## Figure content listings

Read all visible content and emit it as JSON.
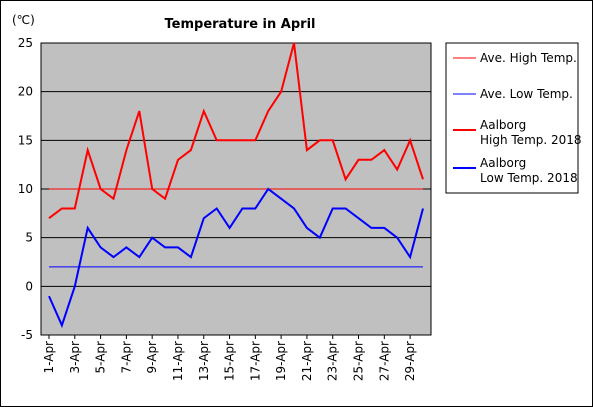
{
  "chart_data": {
    "type": "line",
    "title": "Temperature in April",
    "unit_label": "(℃)",
    "ylim": [
      -5,
      25
    ],
    "y_ticks": [
      "25",
      "20",
      "15",
      "10",
      "5",
      "0",
      "-5"
    ],
    "x_tick_labels": [
      "1-Apr",
      "3-Apr",
      "5-Apr",
      "7-Apr",
      "9-Apr",
      "11-Apr",
      "13-Apr",
      "15-Apr",
      "17-Apr",
      "19-Apr",
      "21-Apr",
      "23-Apr",
      "25-Apr",
      "27-Apr",
      "29-Apr"
    ],
    "x": [
      1,
      2,
      3,
      4,
      5,
      6,
      7,
      8,
      9,
      10,
      11,
      12,
      13,
      14,
      15,
      16,
      17,
      18,
      19,
      20,
      21,
      22,
      23,
      24,
      25,
      26,
      27,
      28,
      29,
      30
    ],
    "plot_background": "#c0c0c0",
    "grid": "horizontal",
    "legend_position": "right",
    "series": [
      {
        "name": "Ave. High Temp.",
        "color": "#ff0000",
        "width": "thin",
        "values": [
          10,
          10,
          10,
          10,
          10,
          10,
          10,
          10,
          10,
          10,
          10,
          10,
          10,
          10,
          10,
          10,
          10,
          10,
          10,
          10,
          10,
          10,
          10,
          10,
          10,
          10,
          10,
          10,
          10,
          10
        ]
      },
      {
        "name": "Ave. Low Temp.",
        "color": "#0000ff",
        "width": "thin",
        "values": [
          2,
          2,
          2,
          2,
          2,
          2,
          2,
          2,
          2,
          2,
          2,
          2,
          2,
          2,
          2,
          2,
          2,
          2,
          2,
          2,
          2,
          2,
          2,
          2,
          2,
          2,
          2,
          2,
          2,
          2
        ]
      },
      {
        "name": "Aalborg High Temp. 2018",
        "legend_lines": [
          "Aalborg",
          "High Temp. 2018"
        ],
        "color": "#ff0000",
        "width": "thick",
        "values": [
          7,
          8,
          8,
          14,
          10,
          9,
          14,
          18,
          10,
          9,
          13,
          14,
          18,
          15,
          15,
          15,
          15,
          18,
          20,
          25,
          14,
          15,
          15,
          11,
          13,
          13,
          14,
          12,
          15,
          11
        ]
      },
      {
        "name": "Aalborg Low Temp. 2018",
        "legend_lines": [
          "Aalborg",
          "Low Temp. 2018"
        ],
        "color": "#0000ff",
        "width": "thick",
        "values": [
          -1,
          -4,
          0,
          6,
          4,
          3,
          4,
          3,
          5,
          4,
          4,
          3,
          7,
          8,
          6,
          8,
          8,
          10,
          9,
          8,
          6,
          5,
          8,
          8,
          7,
          6,
          6,
          5,
          3,
          8
        ]
      }
    ]
  }
}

## WHAT TO DO
Exclude the images and reproduce the remaining data exactly.

## SOLUTION
Read all visible content and emit it as JSON.
{
  "chart_data": {
    "type": "line",
    "title": "Temperature in April",
    "unit_label": "(℃)",
    "ylim": [
      -5,
      25
    ],
    "y_ticks": [
      "25",
      "20",
      "15",
      "10",
      "5",
      "0",
      "-5"
    ],
    "x_tick_labels": [
      "1-Apr",
      "3-Apr",
      "5-Apr",
      "7-Apr",
      "9-Apr",
      "11-Apr",
      "13-Apr",
      "15-Apr",
      "17-Apr",
      "19-Apr",
      "21-Apr",
      "23-Apr",
      "25-Apr",
      "27-Apr",
      "29-Apr"
    ],
    "x": [
      1,
      2,
      3,
      4,
      5,
      6,
      7,
      8,
      9,
      10,
      11,
      12,
      13,
      14,
      15,
      16,
      17,
      18,
      19,
      20,
      21,
      22,
      23,
      24,
      25,
      26,
      27,
      28,
      29,
      30
    ],
    "plot_background": "#c0c0c0",
    "grid": "horizontal",
    "legend_position": "right",
    "series": [
      {
        "name": "Ave. High Temp.",
        "color": "#ff0000",
        "width": "thin",
        "values": [
          10,
          10,
          10,
          10,
          10,
          10,
          10,
          10,
          10,
          10,
          10,
          10,
          10,
          10,
          10,
          10,
          10,
          10,
          10,
          10,
          10,
          10,
          10,
          10,
          10,
          10,
          10,
          10,
          10,
          10
        ]
      },
      {
        "name": "Ave. Low Temp.",
        "color": "#0000ff",
        "width": "thin",
        "values": [
          2,
          2,
          2,
          2,
          2,
          2,
          2,
          2,
          2,
          2,
          2,
          2,
          2,
          2,
          2,
          2,
          2,
          2,
          2,
          2,
          2,
          2,
          2,
          2,
          2,
          2,
          2,
          2,
          2,
          2
        ]
      },
      {
        "name": "Aalborg High Temp. 2018",
        "legend_lines": [
          "Aalborg",
          "High Temp. 2018"
        ],
        "color": "#ff0000",
        "width": "thick",
        "values": [
          7,
          8,
          8,
          14,
          10,
          9,
          14,
          18,
          10,
          9,
          13,
          14,
          18,
          15,
          15,
          15,
          15,
          18,
          20,
          25,
          14,
          15,
          15,
          11,
          13,
          13,
          14,
          12,
          15,
          11
        ]
      },
      {
        "name": "Aalborg Low Temp. 2018",
        "legend_lines": [
          "Aalborg",
          "Low Temp. 2018"
        ],
        "color": "#0000ff",
        "width": "thick",
        "values": [
          -1,
          -4,
          0,
          6,
          4,
          3,
          4,
          3,
          5,
          4,
          4,
          3,
          7,
          8,
          6,
          8,
          8,
          10,
          9,
          8,
          6,
          5,
          8,
          8,
          7,
          6,
          6,
          5,
          3,
          8
        ]
      }
    ]
  }
}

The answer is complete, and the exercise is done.